— start of Data entries —

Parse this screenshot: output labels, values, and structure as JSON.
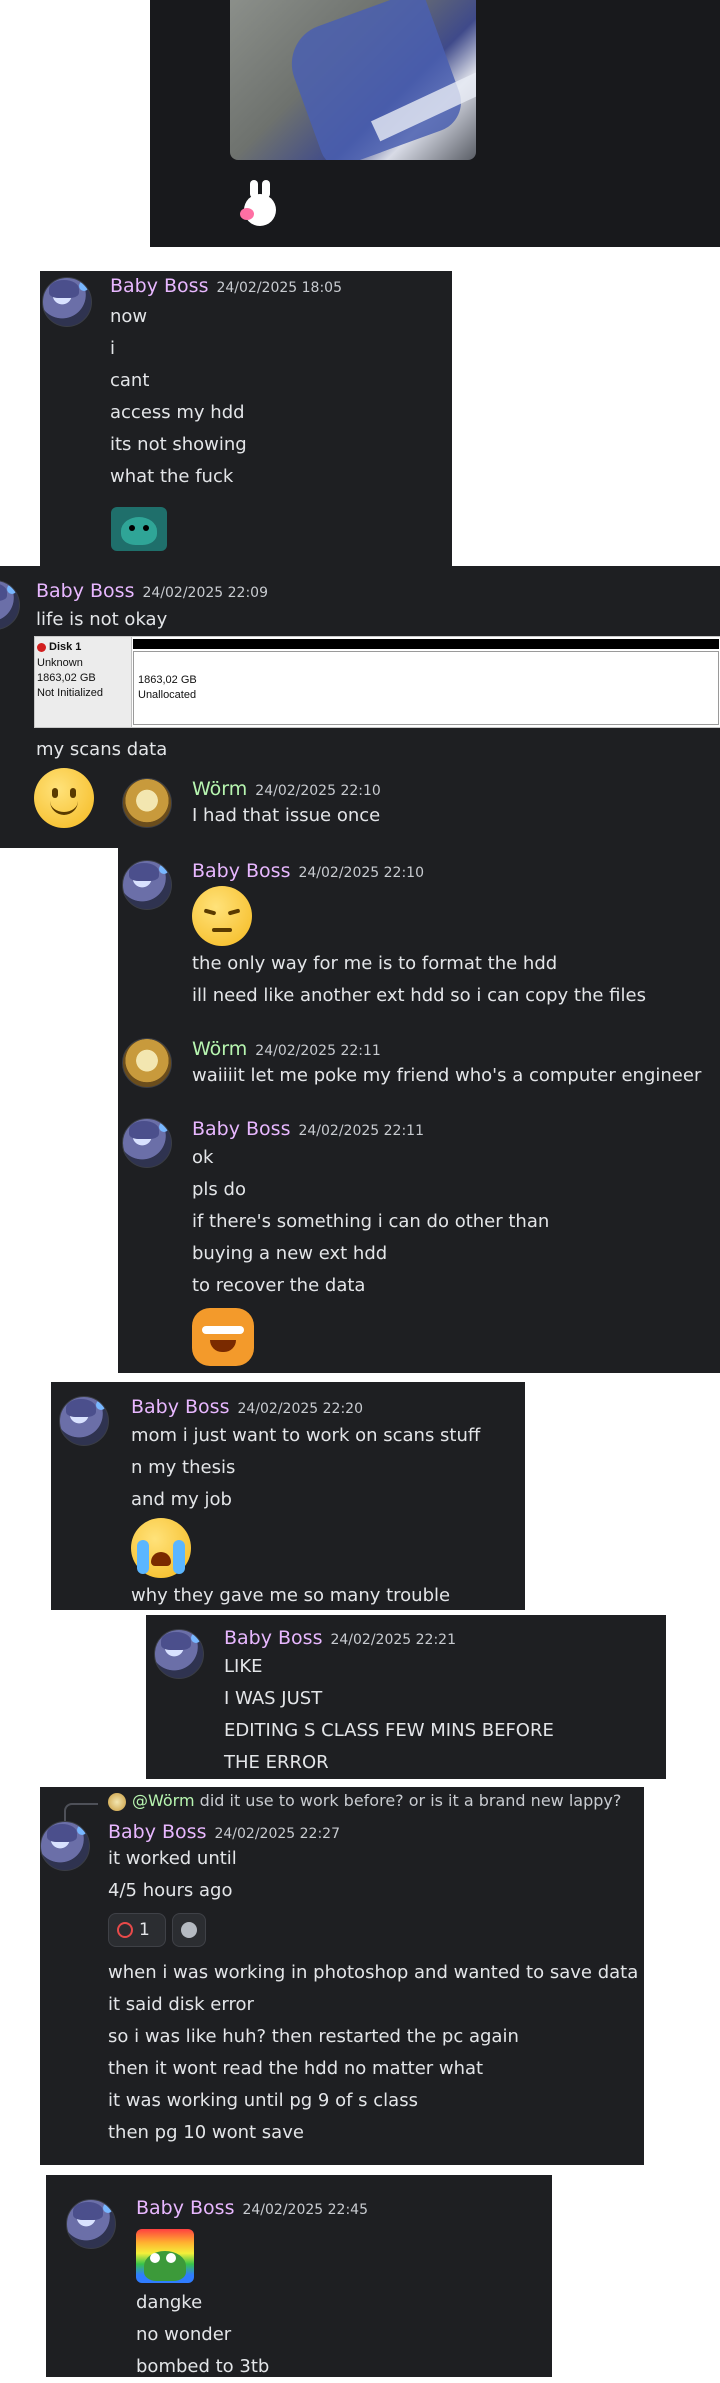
{
  "messages": {
    "m1": {
      "author": "Baby Boss",
      "time": "24/02/2025 18:05",
      "lines": [
        "now",
        "i",
        "cant",
        "access my hdd",
        "its not showing",
        "what the fuck"
      ]
    },
    "m2": {
      "author": "Baby Boss",
      "time": "24/02/2025 22:09",
      "lines": [
        "life is not okay"
      ],
      "after": "my scans data",
      "disk": {
        "title": "Disk 1",
        "type": "Unknown",
        "size": "1863,02 GB",
        "status": "Not Initialized",
        "part_size": "1863,02 GB",
        "part_status": "Unallocated"
      }
    },
    "m3": {
      "author": "Wörm",
      "time": "24/02/2025 22:10",
      "lines": [
        "I had that issue once"
      ]
    },
    "m4": {
      "author": "Baby Boss",
      "time": "24/02/2025 22:10",
      "lines": [
        "the only way for me is to format the hdd",
        "ill need like another ext hdd so i can copy the files"
      ]
    },
    "m5": {
      "author": "Wörm",
      "time": "24/02/2025 22:11",
      "lines": [
        "waiiiit let me poke my friend who's a computer engineer"
      ]
    },
    "m6": {
      "author": "Baby Boss",
      "time": "24/02/2025 22:11",
      "lines": [
        "ok",
        "pls do",
        "if there's something i can do other than",
        "buying a new ext hdd",
        "to recover the data"
      ]
    },
    "m7": {
      "author": "Baby Boss",
      "time": "24/02/2025 22:20",
      "lines": [
        "mom i just want to work on scans stuff",
        "n my thesis",
        "and my job"
      ],
      "after": "why they gave me so many trouble"
    },
    "m8": {
      "author": "Baby Boss",
      "time": "24/02/2025 22:21",
      "lines": [
        "LIKE",
        "I WAS JUST",
        "EDITING S CLASS FEW MINS BEFORE",
        "THE ERROR"
      ]
    },
    "m9": {
      "reply_author": "@Wörm",
      "reply_text": "did it use to work before? or is it a brand new lappy?",
      "author": "Baby Boss",
      "time": "24/02/2025 22:27",
      "lines_a": [
        "it worked until",
        "4/5 hours ago"
      ],
      "reaction_count": "1",
      "lines_b": [
        "when i was working in photoshop and wanted to save data",
        "it said disk error",
        "so i was like huh? then restarted the pc again",
        "then it wont read the hdd no matter what",
        "it was working until pg 9 of s class",
        "then pg 10 wont save"
      ]
    },
    "m10": {
      "author": "Baby Boss",
      "time": "24/02/2025 22:45",
      "lines": [
        "dangke",
        "no wonder",
        "bombed to 3tb"
      ]
    }
  },
  "colors": {
    "panel": "#1e1f22",
    "author": "#e8b7ff",
    "worm": "#b7f5b0",
    "text": "#e3e5e8"
  }
}
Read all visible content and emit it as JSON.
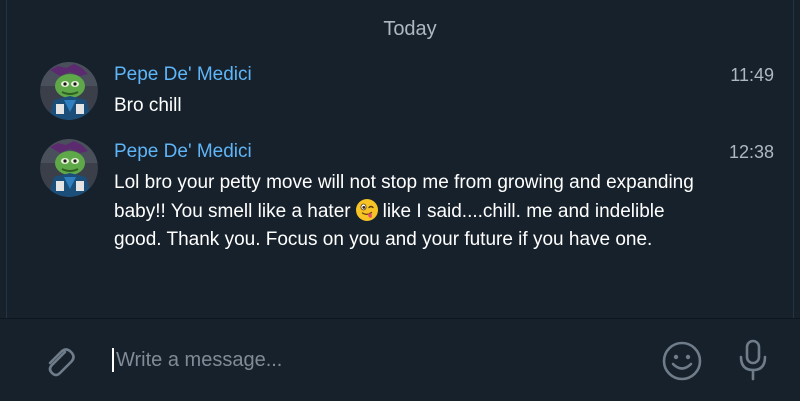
{
  "chat": {
    "date_separator": "Today",
    "messages": [
      {
        "sender": "Pepe De' Medici",
        "time": "11:49",
        "text": "Bro chill",
        "avatar_icon": "pepe-avatar"
      },
      {
        "sender": "Pepe De' Medici",
        "time": "12:38",
        "text_before_emoji": "Lol bro your petty move will not stop me from growing and expanding baby!! You smell like a hater",
        "emoji": "winking-face-with-tongue",
        "text_after_emoji": "like I said....chill. me and indelible good. Thank you. Focus on you and your future if you have one.",
        "avatar_icon": "pepe-avatar"
      }
    ]
  },
  "composer": {
    "placeholder": "Write a message...",
    "value": "",
    "attach_icon": "paperclip-icon",
    "emoji_icon": "smile-icon",
    "voice_icon": "microphone-icon"
  },
  "colors": {
    "background": "#17212b",
    "sender_name": "#5eb5f7",
    "message_text": "#ffffff",
    "muted_text": "#aeb7c2",
    "placeholder": "#7f8b97"
  }
}
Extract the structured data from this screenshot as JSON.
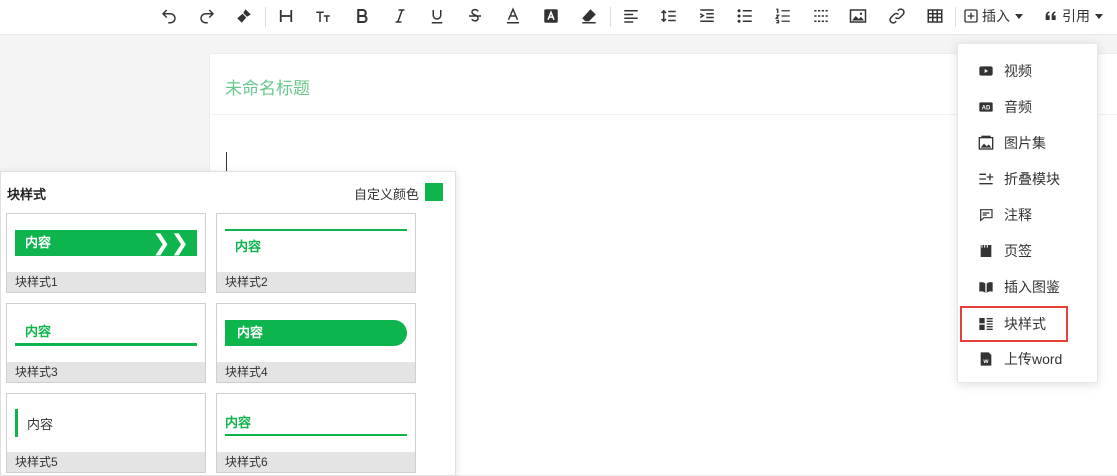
{
  "toolbar": {
    "buttons": [
      "undo-icon",
      "redo-icon",
      "format-brush-icon",
      "heading-icon",
      "font-size-icon",
      "bold-icon",
      "italic-icon",
      "underline-icon",
      "strikethrough-icon",
      "font-color-icon",
      "background-color-icon",
      "eraser-icon",
      "align-icon",
      "line-height-icon",
      "indent-icon",
      "unordered-list-icon",
      "ordered-list-icon",
      "horizontal-rule-icon",
      "image-icon",
      "link-icon",
      "table-icon"
    ],
    "insert_label": "插入",
    "quote_label": "引用"
  },
  "editor": {
    "title_placeholder": "未命名标题"
  },
  "block_panel": {
    "title": "块样式",
    "custom_color_label": "自定义颜色",
    "accent_color": "#0db54c",
    "sample_text": "内容",
    "styles": [
      {
        "name": "块样式1",
        "sample": "内容"
      },
      {
        "name": "块样式2",
        "sample": "内容"
      },
      {
        "name": "块样式3",
        "sample": "内容"
      },
      {
        "name": "块样式4",
        "sample": "内容"
      },
      {
        "name": "块样式5",
        "sample": "内容"
      },
      {
        "name": "块样式6",
        "sample": "内容"
      }
    ]
  },
  "insert_menu": {
    "items": [
      {
        "label": "视频",
        "icon": "video-icon"
      },
      {
        "label": "音频",
        "icon": "audio-icon"
      },
      {
        "label": "图片集",
        "icon": "gallery-icon"
      },
      {
        "label": "折叠模块",
        "icon": "collapse-icon"
      },
      {
        "label": "注释",
        "icon": "comment-icon"
      },
      {
        "label": "页签",
        "icon": "tab-icon"
      },
      {
        "label": "插入图鉴",
        "icon": "book-icon"
      },
      {
        "label": "块样式",
        "icon": "block-style-icon"
      },
      {
        "label": "上传word",
        "icon": "word-icon"
      }
    ],
    "highlighted": "块样式",
    "highlight_color": "#e5413b"
  }
}
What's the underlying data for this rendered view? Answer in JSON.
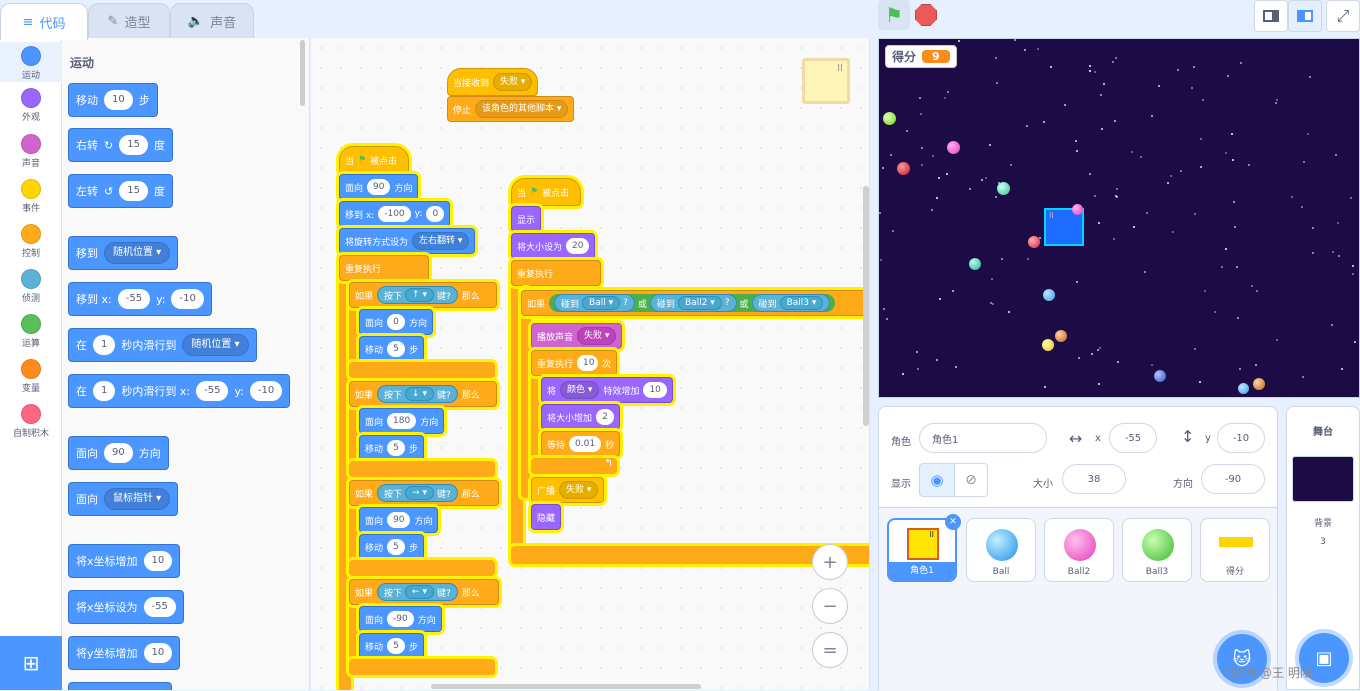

— end of Data entries —

Set problem
Find the word "said" in the data and copy out each line where it turns up.

The output
        "it said disk error",
        "text_after_emoji": "like I said....chill. me and indelible good. Thank you. Focus on you and your future if you have one.",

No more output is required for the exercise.